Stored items
━━━━━━
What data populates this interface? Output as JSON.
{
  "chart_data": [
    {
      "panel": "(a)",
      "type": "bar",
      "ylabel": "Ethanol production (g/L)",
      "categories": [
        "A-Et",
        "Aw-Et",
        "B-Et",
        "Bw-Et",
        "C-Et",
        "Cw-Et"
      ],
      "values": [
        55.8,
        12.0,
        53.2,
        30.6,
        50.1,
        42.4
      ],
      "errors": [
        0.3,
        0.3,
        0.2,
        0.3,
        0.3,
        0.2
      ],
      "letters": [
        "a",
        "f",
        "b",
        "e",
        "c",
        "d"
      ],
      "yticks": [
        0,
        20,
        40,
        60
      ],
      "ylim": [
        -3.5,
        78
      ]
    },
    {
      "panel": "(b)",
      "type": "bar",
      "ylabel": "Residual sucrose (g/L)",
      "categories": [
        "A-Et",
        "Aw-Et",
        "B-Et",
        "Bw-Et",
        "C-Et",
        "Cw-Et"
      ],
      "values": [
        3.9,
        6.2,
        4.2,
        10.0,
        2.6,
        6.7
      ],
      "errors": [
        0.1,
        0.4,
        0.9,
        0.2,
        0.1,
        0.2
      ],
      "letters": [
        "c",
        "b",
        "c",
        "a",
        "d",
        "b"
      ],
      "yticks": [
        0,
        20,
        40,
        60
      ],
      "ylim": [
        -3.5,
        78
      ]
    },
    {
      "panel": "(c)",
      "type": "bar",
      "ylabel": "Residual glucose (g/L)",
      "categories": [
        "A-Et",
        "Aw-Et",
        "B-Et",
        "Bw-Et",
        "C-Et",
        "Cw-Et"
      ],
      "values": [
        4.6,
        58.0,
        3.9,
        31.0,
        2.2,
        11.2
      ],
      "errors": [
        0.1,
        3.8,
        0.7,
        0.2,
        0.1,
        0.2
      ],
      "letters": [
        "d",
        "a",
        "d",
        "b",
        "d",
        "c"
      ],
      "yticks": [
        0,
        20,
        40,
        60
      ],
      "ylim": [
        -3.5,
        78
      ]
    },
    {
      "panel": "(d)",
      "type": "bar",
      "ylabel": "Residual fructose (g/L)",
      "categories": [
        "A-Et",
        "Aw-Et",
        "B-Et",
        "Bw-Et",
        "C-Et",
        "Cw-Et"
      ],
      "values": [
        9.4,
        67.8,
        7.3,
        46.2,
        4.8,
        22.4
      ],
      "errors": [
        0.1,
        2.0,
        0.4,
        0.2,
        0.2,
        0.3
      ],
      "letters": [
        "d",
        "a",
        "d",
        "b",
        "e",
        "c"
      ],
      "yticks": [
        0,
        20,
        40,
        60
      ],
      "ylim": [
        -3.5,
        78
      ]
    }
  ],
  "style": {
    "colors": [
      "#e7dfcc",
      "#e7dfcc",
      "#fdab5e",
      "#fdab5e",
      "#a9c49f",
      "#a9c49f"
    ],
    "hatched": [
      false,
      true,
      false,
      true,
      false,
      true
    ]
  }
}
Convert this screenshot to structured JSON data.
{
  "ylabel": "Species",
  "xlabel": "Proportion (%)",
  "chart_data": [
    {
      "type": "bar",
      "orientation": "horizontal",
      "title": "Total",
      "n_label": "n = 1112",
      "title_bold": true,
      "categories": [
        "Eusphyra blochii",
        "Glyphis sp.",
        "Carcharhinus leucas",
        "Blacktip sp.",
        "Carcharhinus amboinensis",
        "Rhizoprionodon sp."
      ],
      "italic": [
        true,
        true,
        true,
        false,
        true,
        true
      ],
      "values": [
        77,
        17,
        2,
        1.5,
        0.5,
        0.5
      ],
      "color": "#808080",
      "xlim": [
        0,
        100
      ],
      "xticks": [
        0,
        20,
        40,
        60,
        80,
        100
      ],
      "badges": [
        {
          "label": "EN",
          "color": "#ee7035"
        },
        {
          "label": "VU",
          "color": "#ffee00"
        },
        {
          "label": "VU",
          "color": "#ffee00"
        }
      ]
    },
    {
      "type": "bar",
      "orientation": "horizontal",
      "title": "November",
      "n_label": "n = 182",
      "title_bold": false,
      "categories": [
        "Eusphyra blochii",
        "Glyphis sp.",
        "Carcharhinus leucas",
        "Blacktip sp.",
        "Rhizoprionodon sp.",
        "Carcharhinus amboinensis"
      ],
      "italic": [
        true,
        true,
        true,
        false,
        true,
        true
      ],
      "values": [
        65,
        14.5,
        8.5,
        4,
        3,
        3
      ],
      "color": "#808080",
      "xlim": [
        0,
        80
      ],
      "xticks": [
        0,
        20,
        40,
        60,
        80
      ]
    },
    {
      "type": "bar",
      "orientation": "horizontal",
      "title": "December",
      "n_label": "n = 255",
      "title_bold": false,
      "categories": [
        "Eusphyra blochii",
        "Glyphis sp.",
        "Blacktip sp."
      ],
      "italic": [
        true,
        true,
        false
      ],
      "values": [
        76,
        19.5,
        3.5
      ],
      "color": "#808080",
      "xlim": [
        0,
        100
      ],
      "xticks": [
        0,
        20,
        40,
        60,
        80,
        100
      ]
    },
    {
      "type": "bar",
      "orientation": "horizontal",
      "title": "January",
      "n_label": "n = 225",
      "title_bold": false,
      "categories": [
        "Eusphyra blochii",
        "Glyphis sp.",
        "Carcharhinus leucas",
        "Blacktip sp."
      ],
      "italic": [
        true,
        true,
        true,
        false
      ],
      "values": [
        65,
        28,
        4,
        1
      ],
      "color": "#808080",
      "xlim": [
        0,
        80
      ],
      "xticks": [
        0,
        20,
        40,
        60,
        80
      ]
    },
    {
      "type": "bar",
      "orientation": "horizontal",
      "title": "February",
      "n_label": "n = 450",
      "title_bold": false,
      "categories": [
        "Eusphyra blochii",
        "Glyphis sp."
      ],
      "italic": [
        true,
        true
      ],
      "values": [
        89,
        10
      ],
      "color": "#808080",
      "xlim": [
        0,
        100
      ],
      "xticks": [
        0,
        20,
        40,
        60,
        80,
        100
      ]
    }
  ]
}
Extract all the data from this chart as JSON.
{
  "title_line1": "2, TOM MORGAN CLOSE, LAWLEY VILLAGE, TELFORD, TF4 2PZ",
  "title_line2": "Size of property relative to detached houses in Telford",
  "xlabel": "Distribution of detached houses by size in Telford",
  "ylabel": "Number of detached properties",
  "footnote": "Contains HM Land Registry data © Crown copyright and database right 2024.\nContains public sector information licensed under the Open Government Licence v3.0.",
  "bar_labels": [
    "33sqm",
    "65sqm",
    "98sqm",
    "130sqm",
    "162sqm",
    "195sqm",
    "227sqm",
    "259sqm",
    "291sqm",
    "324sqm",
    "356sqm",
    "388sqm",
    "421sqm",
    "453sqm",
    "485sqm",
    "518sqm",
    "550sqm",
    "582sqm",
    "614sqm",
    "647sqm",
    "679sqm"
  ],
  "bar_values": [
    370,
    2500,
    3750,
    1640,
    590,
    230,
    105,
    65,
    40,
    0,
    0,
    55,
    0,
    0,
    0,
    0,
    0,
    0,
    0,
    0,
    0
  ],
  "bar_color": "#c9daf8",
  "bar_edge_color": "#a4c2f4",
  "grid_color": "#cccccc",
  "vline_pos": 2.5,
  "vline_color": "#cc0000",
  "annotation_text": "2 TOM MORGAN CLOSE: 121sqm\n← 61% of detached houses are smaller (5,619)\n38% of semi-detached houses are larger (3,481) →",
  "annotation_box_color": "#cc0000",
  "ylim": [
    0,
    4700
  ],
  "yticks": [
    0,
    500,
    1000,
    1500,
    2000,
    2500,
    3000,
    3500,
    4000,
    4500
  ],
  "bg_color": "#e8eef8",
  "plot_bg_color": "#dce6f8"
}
━━━━━━
Write down all the entries again without a single difference.

What data populates this interface? Output as JSON.
{
  "chart_data": [
    {
      "panel": "(a)",
      "type": "bar",
      "ylabel": "Ethanol production (g/L)",
      "categories": [
        "A-Et",
        "Aw-Et",
        "B-Et",
        "Bw-Et",
        "C-Et",
        "Cw-Et"
      ],
      "values": [
        55.8,
        12.0,
        53.2,
        30.6,
        50.1,
        42.4
      ],
      "errors": [
        0.3,
        0.3,
        0.2,
        0.3,
        0.3,
        0.2
      ],
      "letters": [
        "a",
        "f",
        "b",
        "e",
        "c",
        "d"
      ],
      "yticks": [
        0,
        20,
        40,
        60
      ],
      "ylim": [
        -3.5,
        78
      ]
    },
    {
      "panel": "(b)",
      "type": "bar",
      "ylabel": "Residual sucrose (g/L)",
      "categories": [
        "A-Et",
        "Aw-Et",
        "B-Et",
        "Bw-Et",
        "C-Et",
        "Cw-Et"
      ],
      "values": [
        3.9,
        6.2,
        4.2,
        10.0,
        2.6,
        6.7
      ],
      "errors": [
        0.1,
        0.4,
        0.9,
        0.2,
        0.1,
        0.2
      ],
      "letters": [
        "c",
        "b",
        "c",
        "a",
        "d",
        "b"
      ],
      "yticks": [
        0,
        20,
        40,
        60
      ],
      "ylim": [
        -3.5,
        78
      ]
    },
    {
      "panel": "(c)",
      "type": "bar",
      "ylabel": "Residual glucose (g/L)",
      "categories": [
        "A-Et",
        "Aw-Et",
        "B-Et",
        "Bw-Et",
        "C-Et",
        "Cw-Et"
      ],
      "values": [
        4.6,
        58.0,
        3.9,
        31.0,
        2.2,
        11.2
      ],
      "errors": [
        0.1,
        3.8,
        0.7,
        0.2,
        0.1,
        0.2
      ],
      "letters": [
        "d",
        "a",
        "d",
        "b",
        "d",
        "c"
      ],
      "yticks": [
        0,
        20,
        40,
        60
      ],
      "ylim": [
        -3.5,
        78
      ]
    },
    {
      "panel": "(d)",
      "type": "bar",
      "ylabel": "Residual fructose (g/L)",
      "categories": [
        "A-Et",
        "Aw-Et",
        "B-Et",
        "Bw-Et",
        "C-Et",
        "Cw-Et"
      ],
      "values": [
        9.4,
        67.8,
        7.3,
        46.2,
        4.8,
        22.4
      ],
      "errors": [
        0.1,
        2.0,
        0.4,
        0.2,
        0.2,
        0.3
      ],
      "letters": [
        "d",
        "a",
        "d",
        "b",
        "e",
        "c"
      ],
      "yticks": [
        0,
        20,
        40,
        60
      ],
      "ylim": [
        -3.5,
        78
      ]
    }
  ],
  "style": {
    "colors": [
      "#e7dfcc",
      "#e7dfcc",
      "#fdab5e",
      "#fdab5e",
      "#a9c49f",
      "#a9c49f"
    ],
    "hatched": [
      false,
      true,
      false,
      true,
      false,
      true
    ]
  }
}
Convert this screenshot to structured JSON data.
{
  "ylabel": "Species",
  "xlabel": "Proportion (%)",
  "chart_data": [
    {
      "type": "bar",
      "orientation": "horizontal",
      "title": "Total",
      "n_label": "n = 1112",
      "title_bold": true,
      "categories": [
        "Eusphyra blochii",
        "Glyphis sp.",
        "Carcharhinus leucas",
        "Blacktip sp.",
        "Carcharhinus amboinensis",
        "Rhizoprionodon sp."
      ],
      "italic": [
        true,
        true,
        true,
        false,
        true,
        true
      ],
      "values": [
        77,
        17,
        2,
        1.5,
        0.5,
        0.5
      ],
      "color": "#808080",
      "xlim": [
        0,
        100
      ],
      "xticks": [
        0,
        20,
        40,
        60,
        80,
        100
      ],
      "badges": [
        {
          "label": "EN",
          "color": "#ee7035"
        },
        {
          "label": "VU",
          "color": "#ffee00"
        },
        {
          "label": "VU",
          "color": "#ffee00"
        }
      ]
    },
    {
      "type": "bar",
      "orientation": "horizontal",
      "title": "November",
      "n_label": "n = 182",
      "title_bold": false,
      "categories": [
        "Eusphyra blochii",
        "Glyphis sp.",
        "Carcharhinus leucas",
        "Blacktip sp.",
        "Rhizoprionodon sp.",
        "Carcharhinus amboinensis"
      ],
      "italic": [
        true,
        true,
        true,
        false,
        true,
        true
      ],
      "values": [
        65,
        14.5,
        8.5,
        4,
        3,
        3
      ],
      "color": "#808080",
      "xlim": [
        0,
        80
      ],
      "xticks": [
        0,
        20,
        40,
        60,
        80
      ]
    },
    {
      "type": "bar",
      "orientation": "horizontal",
      "title": "December",
      "n_label": "n = 255",
      "title_bold": false,
      "categories": [
        "Eusphyra blochii",
        "Glyphis sp.",
        "Blacktip sp."
      ],
      "italic": [
        true,
        true,
        false
      ],
      "values": [
        76,
        19.5,
        3.5
      ],
      "color": "#808080",
      "xlim": [
        0,
        100
      ],
      "xticks": [
        0,
        20,
        40,
        60,
        80,
        100
      ]
    },
    {
      "type": "bar",
      "orientation": "horizontal",
      "title": "January",
      "n_label": "n = 225",
      "title_bold": false,
      "categories": [
        "Eusphyra blochii",
        "Glyphis sp.",
        "Carcharhinus leucas",
        "Blacktip sp."
      ],
      "italic": [
        true,
        true,
        true,
        false
      ],
      "values": [
        65,
        28,
        4,
        1
      ],
      "color": "#808080",
      "xlim": [
        0,
        80
      ],
      "xticks": [
        0,
        20,
        40,
        60,
        80
      ]
    },
    {
      "type": "bar",
      "orientation": "horizontal",
      "title": "February",
      "n_label": "n = 450",
      "title_bold": false,
      "categories": [
        "Eusphyra blochii",
        "Glyphis sp."
      ],
      "italic": [
        true,
        true
      ],
      "values": [
        89,
        10
      ],
      "color": "#808080",
      "xlim": [
        0,
        100
      ],
      "xticks": [
        0,
        20,
        40,
        60,
        80,
        100
      ]
    }
  ]
}
Extract all the data from this chart as JSON.
{
  "title_line1": "2, TOM MORGAN CLOSE, LAWLEY VILLAGE, TELFORD, TF4 2PZ",
  "title_line2": "Size of property relative to detached houses in Telford",
  "xlabel": "Distribution of detached houses by size in Telford",
  "ylabel": "Number of detached properties",
  "footnote": "Contains HM Land Registry data © Crown copyright and database right 2024.\nContains public sector information licensed under the Open Government Licence v3.0.",
  "bar_labels": [
    "33sqm",
    "65sqm",
    "98sqm",
    "130sqm",
    "162sqm",
    "195sqm",
    "227sqm",
    "259sqm",
    "291sqm",
    "324sqm",
    "356sqm",
    "388sqm",
    "421sqm",
    "453sqm",
    "485sqm",
    "518sqm",
    "550sqm",
    "582sqm",
    "614sqm",
    "647sqm",
    "679sqm"
  ],
  "bar_values": [
    370,
    2500,
    3750,
    1640,
    590,
    230,
    105,
    65,
    40,
    0,
    0,
    55,
    0,
    0,
    0,
    0,
    0,
    0,
    0,
    0,
    0
  ],
  "bar_color": "#c9daf8",
  "bar_edge_color": "#a4c2f4",
  "grid_color": "#cccccc",
  "vline_pos": 2.5,
  "vline_color": "#cc0000",
  "annotation_text": "2 TOM MORGAN CLOSE: 121sqm\n← 61% of detached houses are smaller (5,619)\n38% of semi-detached houses are larger (3,481) →",
  "annotation_box_color": "#cc0000",
  "ylim": [
    0,
    4700
  ],
  "yticks": [
    0,
    500,
    1000,
    1500,
    2000,
    2500,
    3000,
    3500,
    4000,
    4500
  ],
  "bg_color": "#e8eef8",
  "plot_bg_color": "#dce6f8"
}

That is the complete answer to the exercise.